=== SOURCE MATERIAL ===

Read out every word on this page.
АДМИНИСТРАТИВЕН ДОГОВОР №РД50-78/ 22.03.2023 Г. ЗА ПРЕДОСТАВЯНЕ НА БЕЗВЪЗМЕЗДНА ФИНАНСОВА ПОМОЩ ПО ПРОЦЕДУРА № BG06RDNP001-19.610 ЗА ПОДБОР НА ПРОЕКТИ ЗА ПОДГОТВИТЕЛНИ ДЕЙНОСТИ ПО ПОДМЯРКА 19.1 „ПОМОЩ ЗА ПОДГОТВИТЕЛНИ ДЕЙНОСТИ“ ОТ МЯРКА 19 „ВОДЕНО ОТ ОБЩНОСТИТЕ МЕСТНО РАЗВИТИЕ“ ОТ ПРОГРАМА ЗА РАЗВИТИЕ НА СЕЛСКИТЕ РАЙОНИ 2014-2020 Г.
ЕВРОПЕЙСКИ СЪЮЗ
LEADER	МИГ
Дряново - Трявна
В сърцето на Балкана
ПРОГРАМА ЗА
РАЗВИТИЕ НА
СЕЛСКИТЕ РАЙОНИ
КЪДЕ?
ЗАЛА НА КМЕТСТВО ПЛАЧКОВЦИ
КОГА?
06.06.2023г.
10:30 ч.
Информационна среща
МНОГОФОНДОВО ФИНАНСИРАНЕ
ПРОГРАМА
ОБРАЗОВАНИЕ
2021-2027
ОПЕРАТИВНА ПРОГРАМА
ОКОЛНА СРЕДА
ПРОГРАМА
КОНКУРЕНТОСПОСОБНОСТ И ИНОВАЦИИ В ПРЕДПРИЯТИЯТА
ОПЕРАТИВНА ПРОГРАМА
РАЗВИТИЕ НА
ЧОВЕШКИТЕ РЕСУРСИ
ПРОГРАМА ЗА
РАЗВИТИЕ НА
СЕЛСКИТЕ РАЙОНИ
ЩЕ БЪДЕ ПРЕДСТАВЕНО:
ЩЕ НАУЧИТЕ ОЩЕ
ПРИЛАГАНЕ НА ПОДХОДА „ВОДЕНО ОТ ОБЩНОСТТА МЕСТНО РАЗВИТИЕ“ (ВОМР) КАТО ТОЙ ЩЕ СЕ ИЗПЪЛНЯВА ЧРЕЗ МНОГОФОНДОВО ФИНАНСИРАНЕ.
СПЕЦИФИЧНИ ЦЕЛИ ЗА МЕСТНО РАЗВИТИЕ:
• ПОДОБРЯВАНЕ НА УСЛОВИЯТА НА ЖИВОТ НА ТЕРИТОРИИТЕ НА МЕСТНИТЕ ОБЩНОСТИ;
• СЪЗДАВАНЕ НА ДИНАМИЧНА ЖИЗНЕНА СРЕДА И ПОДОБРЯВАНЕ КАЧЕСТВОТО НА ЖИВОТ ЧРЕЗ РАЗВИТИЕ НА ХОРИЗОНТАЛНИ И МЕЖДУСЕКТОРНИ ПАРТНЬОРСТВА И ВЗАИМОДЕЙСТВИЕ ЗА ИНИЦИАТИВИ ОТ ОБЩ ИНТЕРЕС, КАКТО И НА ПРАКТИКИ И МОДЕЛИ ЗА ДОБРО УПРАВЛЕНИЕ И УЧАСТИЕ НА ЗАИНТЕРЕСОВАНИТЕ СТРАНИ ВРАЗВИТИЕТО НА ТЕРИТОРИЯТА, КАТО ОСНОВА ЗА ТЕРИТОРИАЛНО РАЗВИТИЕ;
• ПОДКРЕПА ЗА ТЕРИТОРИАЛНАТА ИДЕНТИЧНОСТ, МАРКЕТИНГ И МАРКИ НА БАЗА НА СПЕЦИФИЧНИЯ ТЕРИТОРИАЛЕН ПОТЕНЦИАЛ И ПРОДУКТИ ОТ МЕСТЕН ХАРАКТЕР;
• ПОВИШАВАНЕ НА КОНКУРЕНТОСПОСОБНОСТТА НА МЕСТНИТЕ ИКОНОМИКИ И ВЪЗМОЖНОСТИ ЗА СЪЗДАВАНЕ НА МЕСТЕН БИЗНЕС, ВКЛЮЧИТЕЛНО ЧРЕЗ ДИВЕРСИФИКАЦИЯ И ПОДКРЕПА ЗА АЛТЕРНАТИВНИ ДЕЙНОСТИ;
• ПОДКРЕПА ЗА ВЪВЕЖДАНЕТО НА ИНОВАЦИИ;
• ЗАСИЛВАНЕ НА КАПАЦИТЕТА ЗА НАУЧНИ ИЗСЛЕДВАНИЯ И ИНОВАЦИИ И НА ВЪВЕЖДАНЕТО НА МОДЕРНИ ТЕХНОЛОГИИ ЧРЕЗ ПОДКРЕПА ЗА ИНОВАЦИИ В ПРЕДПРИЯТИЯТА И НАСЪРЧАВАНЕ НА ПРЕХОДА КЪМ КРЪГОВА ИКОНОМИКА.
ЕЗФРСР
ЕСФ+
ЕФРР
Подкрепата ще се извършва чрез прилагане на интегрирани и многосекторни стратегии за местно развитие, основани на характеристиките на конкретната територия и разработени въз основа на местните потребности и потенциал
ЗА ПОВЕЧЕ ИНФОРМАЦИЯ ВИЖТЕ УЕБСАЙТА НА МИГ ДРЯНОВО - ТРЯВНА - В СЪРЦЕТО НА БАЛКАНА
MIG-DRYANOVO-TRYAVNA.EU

===

* _SHORT EXERCISE_:
Find all lines holding the string "ИНОВАЦИИ" and copy them.

* _CORRECT ANSWER_:
КОНКУРЕНТОСПОСОБНОСТ И ИНОВАЦИИ В ПРЕДПРИЯТИЯТА
• ПОДКРЕПА ЗА ВЪВЕЖДАНЕТО НА ИНОВАЦИИ;
• ЗАСИЛВАНЕ НА КАПАЦИТЕТА ЗА НАУЧНИ ИЗСЛЕДВАНИЯ И ИНОВАЦИИ И НА ВЪВЕЖДАНЕТО НА МОДЕРНИ ТЕХНОЛОГИИ ЧРЕЗ ПОДКРЕПА ЗА ИНОВАЦИИ В ПРЕДПРИЯТИЯТА И НАСЪРЧАВАНЕ НА ПРЕХОДА КЪМ КРЪГОВА ИКОНОМИКА.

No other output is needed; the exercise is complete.